» **TASK STATEMENT**:
Could you copy, word for word, only the lines from the one containing "What data populates" through the last line of the records below, both included?

=== EXERCISE MATERIALS ===

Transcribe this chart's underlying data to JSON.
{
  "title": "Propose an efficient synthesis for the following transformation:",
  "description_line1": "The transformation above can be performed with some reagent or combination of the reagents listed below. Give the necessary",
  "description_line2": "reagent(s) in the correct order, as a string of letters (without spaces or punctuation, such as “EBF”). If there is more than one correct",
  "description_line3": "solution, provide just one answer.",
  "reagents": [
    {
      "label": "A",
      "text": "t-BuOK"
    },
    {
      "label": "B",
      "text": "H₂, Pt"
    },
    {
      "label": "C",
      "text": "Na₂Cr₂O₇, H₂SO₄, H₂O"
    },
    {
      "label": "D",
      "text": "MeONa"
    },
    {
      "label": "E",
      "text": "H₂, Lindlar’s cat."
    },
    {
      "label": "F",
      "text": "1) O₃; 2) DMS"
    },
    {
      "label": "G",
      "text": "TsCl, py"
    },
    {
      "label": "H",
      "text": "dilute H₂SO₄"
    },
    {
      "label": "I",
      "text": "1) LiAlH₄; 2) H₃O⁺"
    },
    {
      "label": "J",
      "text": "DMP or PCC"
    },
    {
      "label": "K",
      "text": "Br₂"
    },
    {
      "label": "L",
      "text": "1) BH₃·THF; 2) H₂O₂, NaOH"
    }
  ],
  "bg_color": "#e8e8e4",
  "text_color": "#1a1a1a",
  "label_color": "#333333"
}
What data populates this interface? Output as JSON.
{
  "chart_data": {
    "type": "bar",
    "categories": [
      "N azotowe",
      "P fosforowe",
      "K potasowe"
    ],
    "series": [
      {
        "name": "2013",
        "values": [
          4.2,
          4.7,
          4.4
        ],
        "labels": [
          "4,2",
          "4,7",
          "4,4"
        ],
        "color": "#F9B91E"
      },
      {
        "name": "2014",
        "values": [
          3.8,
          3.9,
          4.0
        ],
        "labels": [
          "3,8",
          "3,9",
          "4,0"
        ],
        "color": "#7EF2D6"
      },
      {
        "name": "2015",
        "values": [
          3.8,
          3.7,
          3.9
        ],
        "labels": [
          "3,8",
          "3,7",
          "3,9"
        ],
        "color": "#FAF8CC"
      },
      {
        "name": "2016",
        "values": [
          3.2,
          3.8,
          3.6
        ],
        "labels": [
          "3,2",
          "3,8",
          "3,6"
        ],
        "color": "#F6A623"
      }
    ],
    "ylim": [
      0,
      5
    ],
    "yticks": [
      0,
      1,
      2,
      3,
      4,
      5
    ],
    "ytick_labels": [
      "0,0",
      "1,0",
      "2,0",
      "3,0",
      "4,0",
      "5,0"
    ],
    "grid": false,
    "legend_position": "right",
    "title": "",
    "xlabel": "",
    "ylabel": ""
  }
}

===

» **THE COMPLETED TASK**:
What data populates this interface? Output as JSON.
{
  "chart_data": {
    "type": "bar",
    "categories": [
      "N azotowe",
      "P fosforowe",
      "K potasowe"
    ],
    "series": [
      {
        "name": "2013",
        "values": [
          4.2,
          4.7,
          4.4
        ],
        "labels": [
          "4,2",
          "4,7",
          "4,4"
        ],
        "color": "#F9B91E"
      },
      {
        "name": "2014",
        "values": [
          3.8,
          3.9,
          4.0
        ],
        "labels": [
          "3,8",
          "3,9",
          "4,0"
        ],
        "color": "#7EF2D6"
      },
      {
        "name": "2015",
        "values": [
          3.8,
          3.7,
          3.9
        ],
        "labels": [
          "3,8",
          "3,7",
          "3,9"
        ],
        "color": "#FAF8CC"
      },
      {
        "name": "2016",
        "values": [
          3.2,
          3.8,
          3.6
        ],
        "labels": [
          "3,2",
          "3,8",
          "3,6"
        ],
        "color": "#F6A623"
      }
    ],
    "ylim": [
      0,
      5
    ],
    "yticks": [
      0,
      1,
      2,
      3,
      4,
      5
    ],
    "ytick_labels": [
      "0,0",
      "1,0",
      "2,0",
      "3,0",
      "4,0",
      "5,0"
    ],
    "grid": false,
    "legend_position": "right",
    "title": "",
    "xlabel": "",
    "ylabel": ""
  }
}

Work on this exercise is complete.